Extracted material ▸
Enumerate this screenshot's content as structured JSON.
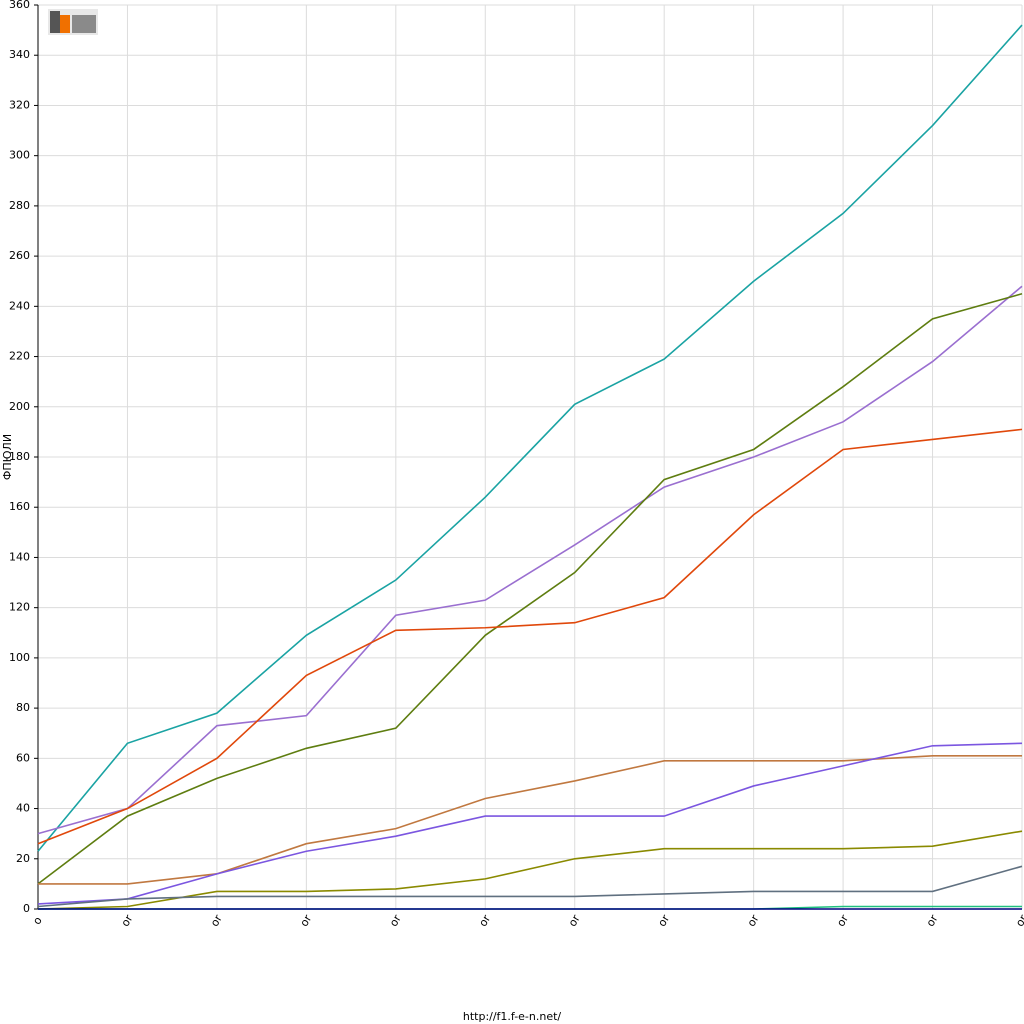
{
  "chart_data": {
    "type": "line",
    "y_label": "ФПЮЛИ",
    "footer": "http://f1.f-e-n.net/",
    "categories": [
      "o",
      "or",
      "or",
      "or",
      "or",
      "or",
      "or",
      "or",
      "or",
      "or",
      "or",
      "or"
    ],
    "ylim": [
      0,
      360
    ],
    "yticks": [
      0,
      20,
      40,
      60,
      80,
      100,
      120,
      140,
      160,
      180,
      200,
      220,
      240,
      260,
      280,
      300,
      320,
      340,
      360
    ],
    "grid": true,
    "series": [
      {
        "color": "#1aa3a3",
        "values": [
          23,
          66,
          78,
          109,
          131,
          164,
          201,
          219,
          250,
          277,
          312,
          352
        ]
      },
      {
        "color": "#9a6fd0",
        "values": [
          30,
          40,
          73,
          77,
          117,
          123,
          145,
          168,
          180,
          194,
          218,
          248
        ]
      },
      {
        "color": "#5e7d10",
        "values": [
          10,
          37,
          52,
          64,
          72,
          109,
          134,
          171,
          183,
          208,
          235,
          245
        ]
      },
      {
        "color": "#e0480b",
        "values": [
          26,
          40,
          60,
          93,
          111,
          112,
          114,
          124,
          157,
          183,
          187,
          191
        ]
      },
      {
        "color": "#c07840",
        "values": [
          10,
          10,
          14,
          26,
          32,
          44,
          51,
          59,
          59,
          59,
          61,
          61
        ]
      },
      {
        "color": "#7b56e0",
        "values": [
          2,
          4,
          14,
          23,
          29,
          37,
          37,
          37,
          49,
          57,
          65,
          66
        ]
      },
      {
        "color": "#8a8a00",
        "values": [
          0,
          1,
          7,
          7,
          8,
          12,
          20,
          24,
          24,
          24,
          25,
          31
        ]
      },
      {
        "color": "#607080",
        "values": [
          1,
          4,
          5,
          5,
          5,
          5,
          5,
          6,
          7,
          7,
          7,
          17
        ]
      },
      {
        "color": "#20c080",
        "values": [
          0,
          0,
          0,
          0,
          0,
          0,
          0,
          0,
          0,
          1,
          1,
          1
        ]
      },
      {
        "color": "#000080",
        "values": [
          0,
          0,
          0,
          0,
          0,
          0,
          0,
          0,
          0,
          0,
          0,
          0
        ]
      }
    ]
  }
}
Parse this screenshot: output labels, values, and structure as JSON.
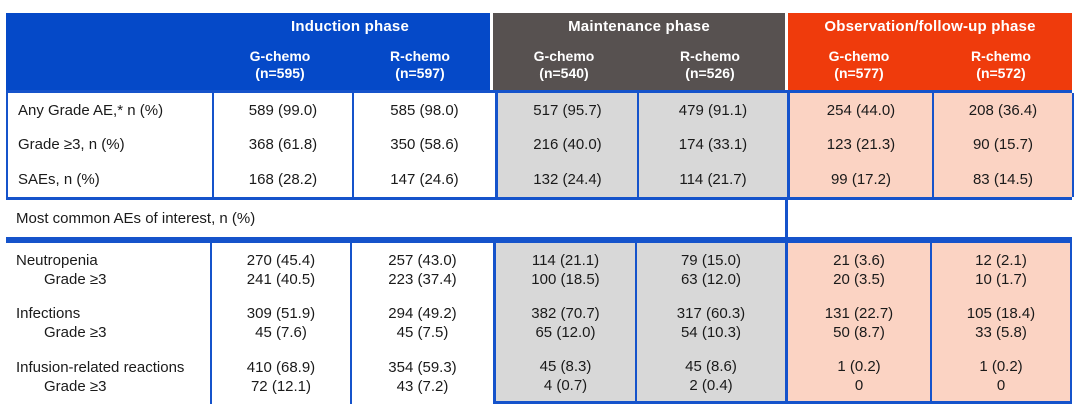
{
  "table": {
    "colors": {
      "induction_header": "#0549c8",
      "maintenance_header": "#575150",
      "observation_header": "#ef3b0c",
      "maintenance_cell": "#d8d8d8",
      "observation_cell": "#fbd3c3",
      "border_line": "#1553cb",
      "header_text": "#ffffff",
      "body_text": "#1a1a1a"
    },
    "phases": [
      {
        "name": "Induction phase",
        "columns": [
          {
            "arm": "G-chemo",
            "n": "(n=595)"
          },
          {
            "arm": "R-chemo",
            "n": "(n=597)"
          }
        ]
      },
      {
        "name": "Maintenance phase",
        "columns": [
          {
            "arm": "G-chemo",
            "n": "(n=540)"
          },
          {
            "arm": "R-chemo",
            "n": "(n=526)"
          }
        ]
      },
      {
        "name": "Observation/follow-up phase",
        "columns": [
          {
            "arm": "G-chemo",
            "n": "(n=577)"
          },
          {
            "arm": "R-chemo",
            "n": "(n=572)"
          }
        ]
      }
    ],
    "summary_rows": [
      {
        "label": "Any Grade AE,* n (%)",
        "values": [
          "589 (99.0)",
          "585 (98.0)",
          "517 (95.7)",
          "479 (91.1)",
          "254 (44.0)",
          "208 (36.4)"
        ]
      },
      {
        "label": "Grade ≥3, n (%)",
        "values": [
          "368 (61.8)",
          "350 (58.6)",
          "216 (40.0)",
          "174 (33.1)",
          "123 (21.3)",
          "90 (15.7)"
        ]
      },
      {
        "label": "SAEs, n (%)",
        "values": [
          "168 (28.2)",
          "147 (24.6)",
          "132 (24.4)",
          "114 (21.7)",
          "99 (17.2)",
          "83 (14.5)"
        ]
      }
    ],
    "section_header": "Most common AEs of interest, n (%)",
    "ae_rows": [
      {
        "label": "Neutropenia",
        "sublabel": "Grade ≥3",
        "values": [
          "270 (45.4)",
          "257 (43.0)",
          "114 (21.1)",
          "79 (15.0)",
          "21 (3.6)",
          "12 (2.1)"
        ],
        "sub_values": [
          "241 (40.5)",
          "223 (37.4)",
          "100 (18.5)",
          "63 (12.0)",
          "20 (3.5)",
          "10 (1.7)"
        ]
      },
      {
        "label": "Infections",
        "sublabel": "Grade ≥3",
        "values": [
          "309 (51.9)",
          "294 (49.2)",
          "382 (70.7)",
          "317 (60.3)",
          "131 (22.7)",
          "105 (18.4)"
        ],
        "sub_values": [
          "45 (7.6)",
          "45 (7.5)",
          "65 (12.0)",
          "54 (10.3)",
          "50 (8.7)",
          "33 (5.8)"
        ]
      },
      {
        "label": "Infusion-related reactions",
        "sublabel": "Grade ≥3",
        "values": [
          "410 (68.9)",
          "354 (59.3)",
          "45 (8.3)",
          "45 (8.6)",
          "1 (0.2)",
          "1 (0.2)"
        ],
        "sub_values": [
          "72 (12.1)",
          "43 (7.2)",
          "4 (0.7)",
          "2 (0.4)",
          "0",
          "0"
        ]
      }
    ]
  }
}
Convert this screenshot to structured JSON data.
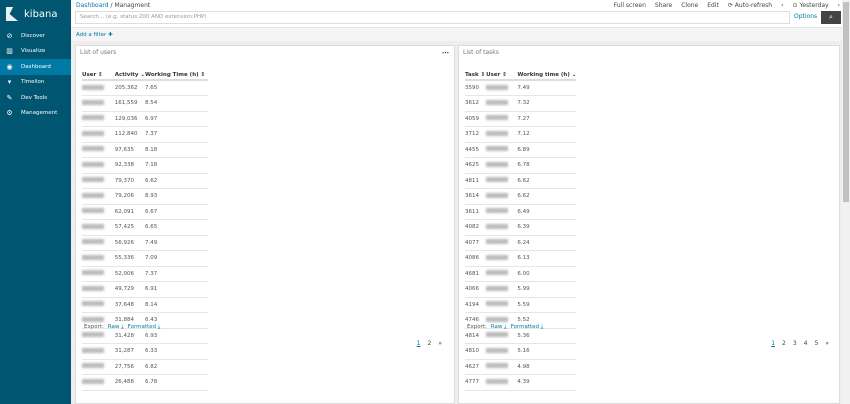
{
  "brand": "kibana",
  "sidebar": {
    "items": [
      {
        "label": "Discover",
        "icon": "compass-icon",
        "g": "⊘"
      },
      {
        "label": "Visualize",
        "icon": "bar-chart-icon",
        "g": "▥"
      },
      {
        "label": "Dashboard",
        "icon": "dashboard-icon",
        "g": "◉"
      },
      {
        "label": "Timelion",
        "icon": "timelion-icon",
        "g": "▾"
      },
      {
        "label": "Dev Tools",
        "icon": "wrench-icon",
        "g": "✎"
      },
      {
        "label": "Management",
        "icon": "gear-icon",
        "g": "⚙"
      }
    ],
    "active": "Dashboard"
  },
  "breadcrumb": {
    "parent": "Dashboard",
    "sep": "/",
    "current": "Managment"
  },
  "menu": [
    "Full screen",
    "Share",
    "Clone",
    "Edit",
    "⟳ Auto-refresh",
    "‹",
    "⊙ Yesterday",
    "›"
  ],
  "search": {
    "placeholder": "Search... (e.g. status:200 AND extension:PHP)",
    "options": "Options"
  },
  "filter": {
    "add": "Add a filter ✚"
  },
  "users_panel": {
    "title": "List of users",
    "headers": [
      "User ⇕",
      "Activity ⌄",
      "Working Time (h) ⇕"
    ],
    "rows": [
      [
        "205,362",
        "7.65"
      ],
      [
        "161,559",
        "8.54"
      ],
      [
        "129,036",
        "6.97"
      ],
      [
        "112,840",
        "7.37"
      ],
      [
        "97,635",
        "8.18"
      ],
      [
        "92,338",
        "7.18"
      ],
      [
        "79,370",
        "6.62"
      ],
      [
        "79,206",
        "8.93"
      ],
      [
        "62,091",
        "6.67"
      ],
      [
        "57,425",
        "6.65"
      ],
      [
        "56,926",
        "7.49"
      ],
      [
        "55,336",
        "7.09"
      ],
      [
        "52,006",
        "7.37"
      ],
      [
        "49,729",
        "6.91"
      ],
      [
        "37,648",
        "8.14"
      ],
      [
        "31,884",
        "6.43"
      ],
      [
        "31,428",
        "6.93"
      ],
      [
        "31,287",
        "6.33"
      ],
      [
        "27,756",
        "6.82"
      ],
      [
        "26,488",
        "6.78"
      ]
    ],
    "export": "Export:",
    "raw": "Raw ⤓",
    "formatted": "Formatted ⤓",
    "pages": [
      "1",
      "2",
      "»"
    ]
  },
  "tasks_panel": {
    "title": "List of tasks",
    "headers": [
      "Task ⇕",
      "User ⇕",
      "Working time (h) ⌄"
    ],
    "rows": [
      [
        "3590",
        "7.49"
      ],
      [
        "3612",
        "7.32"
      ],
      [
        "4059",
        "7.27"
      ],
      [
        "3712",
        "7.12"
      ],
      [
        "4455",
        "6.89"
      ],
      [
        "4625",
        "6.78"
      ],
      [
        "4811",
        "6.62"
      ],
      [
        "3614",
        "6.62"
      ],
      [
        "3611",
        "6.49"
      ],
      [
        "4082",
        "6.39"
      ],
      [
        "4077",
        "6.24"
      ],
      [
        "4086",
        "6.13"
      ],
      [
        "4681",
        "6.00"
      ],
      [
        "4066",
        "5.99"
      ],
      [
        "4194",
        "5.59"
      ],
      [
        "4746",
        "5.52"
      ],
      [
        "4814",
        "5.36"
      ],
      [
        "4810",
        "5.16"
      ],
      [
        "4627",
        "4.98"
      ],
      [
        "4777",
        "4.39"
      ]
    ],
    "export": "Export:",
    "raw": "Raw ⤓",
    "formatted": "Formatted ⤓",
    "pages": [
      "1",
      "2",
      "3",
      "4",
      "5",
      "»"
    ]
  }
}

What is being asked ▸ From the entries above, copy every line where the word "icon" shows up.

Answer to this problem ▸
        "icon": "compass-icon",
        "icon": "bar-chart-icon",
        "icon": "dashboard-icon",
        "icon": "timelion-icon",
        "icon": "wrench-icon",
        "icon": "gear-icon",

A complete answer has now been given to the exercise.